GIVEN INSTRUCTION. In the entries below, find the lines with the word "South" and copy them.

(Data entries)
□ □ □ □ □ □ □

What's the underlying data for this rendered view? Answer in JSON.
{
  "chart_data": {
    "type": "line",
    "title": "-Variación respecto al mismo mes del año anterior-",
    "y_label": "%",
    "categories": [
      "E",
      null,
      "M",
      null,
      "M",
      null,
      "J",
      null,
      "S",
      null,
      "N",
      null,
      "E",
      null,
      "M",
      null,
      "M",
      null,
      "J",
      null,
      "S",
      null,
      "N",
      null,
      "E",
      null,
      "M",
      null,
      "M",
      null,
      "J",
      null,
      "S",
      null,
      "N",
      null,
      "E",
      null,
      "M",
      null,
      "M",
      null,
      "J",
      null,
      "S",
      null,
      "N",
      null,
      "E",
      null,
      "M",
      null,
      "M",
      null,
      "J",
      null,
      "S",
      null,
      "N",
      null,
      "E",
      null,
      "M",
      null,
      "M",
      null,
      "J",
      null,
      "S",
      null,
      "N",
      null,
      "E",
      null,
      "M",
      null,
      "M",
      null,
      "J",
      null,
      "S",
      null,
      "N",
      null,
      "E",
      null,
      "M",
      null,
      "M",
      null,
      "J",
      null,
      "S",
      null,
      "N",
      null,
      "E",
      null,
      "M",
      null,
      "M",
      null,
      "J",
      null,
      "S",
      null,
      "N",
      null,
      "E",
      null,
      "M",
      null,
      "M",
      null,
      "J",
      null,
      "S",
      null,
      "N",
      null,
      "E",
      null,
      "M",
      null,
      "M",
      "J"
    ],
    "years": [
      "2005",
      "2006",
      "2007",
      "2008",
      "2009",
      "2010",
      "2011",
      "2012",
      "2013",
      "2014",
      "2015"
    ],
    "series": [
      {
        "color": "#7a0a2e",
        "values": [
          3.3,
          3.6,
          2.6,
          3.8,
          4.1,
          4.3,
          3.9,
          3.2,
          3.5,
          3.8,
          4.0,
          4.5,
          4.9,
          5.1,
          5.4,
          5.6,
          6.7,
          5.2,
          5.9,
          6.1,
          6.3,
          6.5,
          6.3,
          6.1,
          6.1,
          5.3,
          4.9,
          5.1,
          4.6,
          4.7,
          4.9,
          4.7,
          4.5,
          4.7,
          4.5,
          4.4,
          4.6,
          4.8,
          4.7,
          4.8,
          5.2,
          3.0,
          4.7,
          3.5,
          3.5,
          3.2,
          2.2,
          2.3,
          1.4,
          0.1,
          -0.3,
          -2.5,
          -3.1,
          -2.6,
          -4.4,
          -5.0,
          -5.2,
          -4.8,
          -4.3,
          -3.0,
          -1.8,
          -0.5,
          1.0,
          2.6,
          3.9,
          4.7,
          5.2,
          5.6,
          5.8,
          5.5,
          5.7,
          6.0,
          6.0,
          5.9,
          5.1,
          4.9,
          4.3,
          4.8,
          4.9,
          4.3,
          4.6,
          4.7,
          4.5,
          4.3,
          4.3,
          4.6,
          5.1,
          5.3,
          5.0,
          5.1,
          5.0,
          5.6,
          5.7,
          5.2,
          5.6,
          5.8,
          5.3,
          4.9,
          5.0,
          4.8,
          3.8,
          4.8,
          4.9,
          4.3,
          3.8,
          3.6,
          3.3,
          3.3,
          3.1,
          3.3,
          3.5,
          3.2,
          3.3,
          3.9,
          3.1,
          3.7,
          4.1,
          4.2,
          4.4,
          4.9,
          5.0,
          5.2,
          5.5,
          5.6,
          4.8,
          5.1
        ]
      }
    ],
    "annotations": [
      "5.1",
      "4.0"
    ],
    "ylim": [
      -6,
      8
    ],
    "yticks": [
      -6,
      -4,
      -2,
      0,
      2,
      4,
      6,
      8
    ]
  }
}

□ □ □ □ □ □ □

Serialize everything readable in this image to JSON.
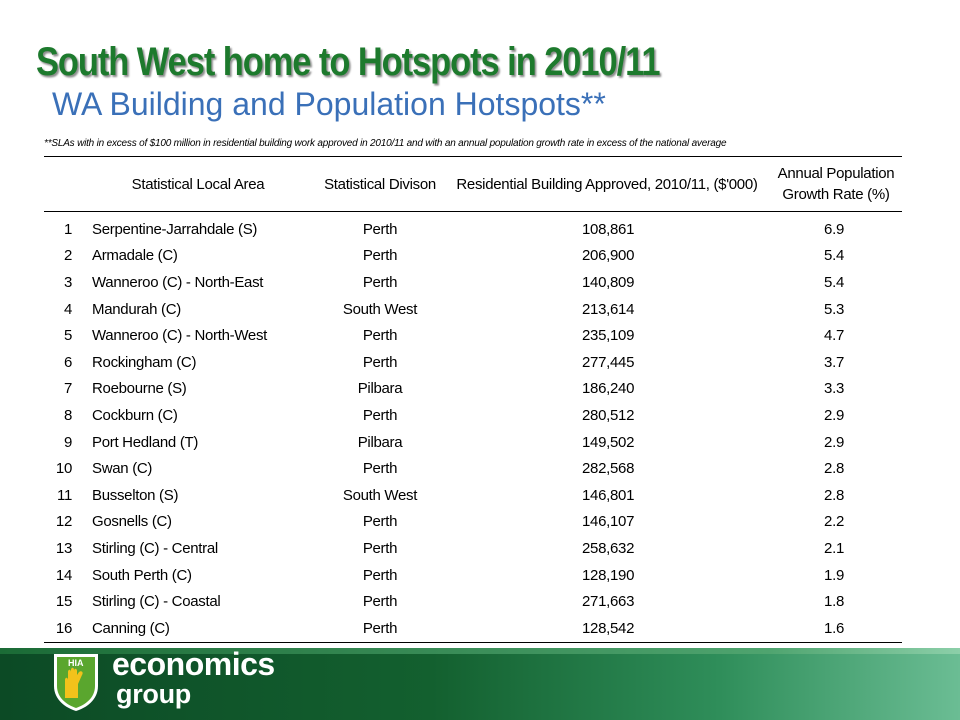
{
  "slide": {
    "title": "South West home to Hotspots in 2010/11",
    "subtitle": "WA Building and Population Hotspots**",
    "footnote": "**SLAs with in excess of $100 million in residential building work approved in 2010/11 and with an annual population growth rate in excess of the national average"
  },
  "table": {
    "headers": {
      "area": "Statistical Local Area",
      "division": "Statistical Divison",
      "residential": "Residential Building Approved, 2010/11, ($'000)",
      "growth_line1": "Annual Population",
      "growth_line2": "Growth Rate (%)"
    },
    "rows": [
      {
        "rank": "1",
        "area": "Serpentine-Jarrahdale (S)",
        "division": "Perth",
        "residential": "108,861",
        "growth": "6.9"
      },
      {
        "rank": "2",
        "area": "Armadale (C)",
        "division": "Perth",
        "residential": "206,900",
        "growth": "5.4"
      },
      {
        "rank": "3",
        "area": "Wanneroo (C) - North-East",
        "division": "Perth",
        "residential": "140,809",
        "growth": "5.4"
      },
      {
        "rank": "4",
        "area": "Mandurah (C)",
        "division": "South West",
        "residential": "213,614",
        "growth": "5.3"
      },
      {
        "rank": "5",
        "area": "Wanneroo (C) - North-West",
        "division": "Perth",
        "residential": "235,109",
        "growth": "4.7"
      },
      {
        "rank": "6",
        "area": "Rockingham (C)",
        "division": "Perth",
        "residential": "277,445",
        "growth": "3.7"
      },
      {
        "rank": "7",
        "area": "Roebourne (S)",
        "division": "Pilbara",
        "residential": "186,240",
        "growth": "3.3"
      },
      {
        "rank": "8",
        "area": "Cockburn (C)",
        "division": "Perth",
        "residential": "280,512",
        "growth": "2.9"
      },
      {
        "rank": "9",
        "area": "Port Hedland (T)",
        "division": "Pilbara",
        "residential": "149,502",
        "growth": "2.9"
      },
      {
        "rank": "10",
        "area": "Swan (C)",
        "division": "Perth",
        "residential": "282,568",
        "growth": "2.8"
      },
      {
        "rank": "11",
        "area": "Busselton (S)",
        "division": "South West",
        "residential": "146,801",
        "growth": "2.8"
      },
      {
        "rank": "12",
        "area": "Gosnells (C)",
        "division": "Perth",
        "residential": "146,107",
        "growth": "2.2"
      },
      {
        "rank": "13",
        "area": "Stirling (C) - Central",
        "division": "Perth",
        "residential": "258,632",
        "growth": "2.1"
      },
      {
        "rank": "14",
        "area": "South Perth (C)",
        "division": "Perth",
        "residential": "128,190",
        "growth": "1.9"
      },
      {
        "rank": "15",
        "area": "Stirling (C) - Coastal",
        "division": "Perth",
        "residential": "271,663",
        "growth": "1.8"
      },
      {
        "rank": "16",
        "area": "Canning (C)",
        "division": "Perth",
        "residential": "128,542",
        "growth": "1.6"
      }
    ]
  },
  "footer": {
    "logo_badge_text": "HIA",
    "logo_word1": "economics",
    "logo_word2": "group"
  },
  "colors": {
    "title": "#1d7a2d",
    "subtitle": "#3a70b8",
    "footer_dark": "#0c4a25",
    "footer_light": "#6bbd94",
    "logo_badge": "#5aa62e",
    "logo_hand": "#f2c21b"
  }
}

□ □ □ □ □ □ □

TASK RESPONSE.
    "title": "South West home to Hotspots in 2010/11",
        "division": "South West",
        "division": "South West",
        "area": "South Perth (C)",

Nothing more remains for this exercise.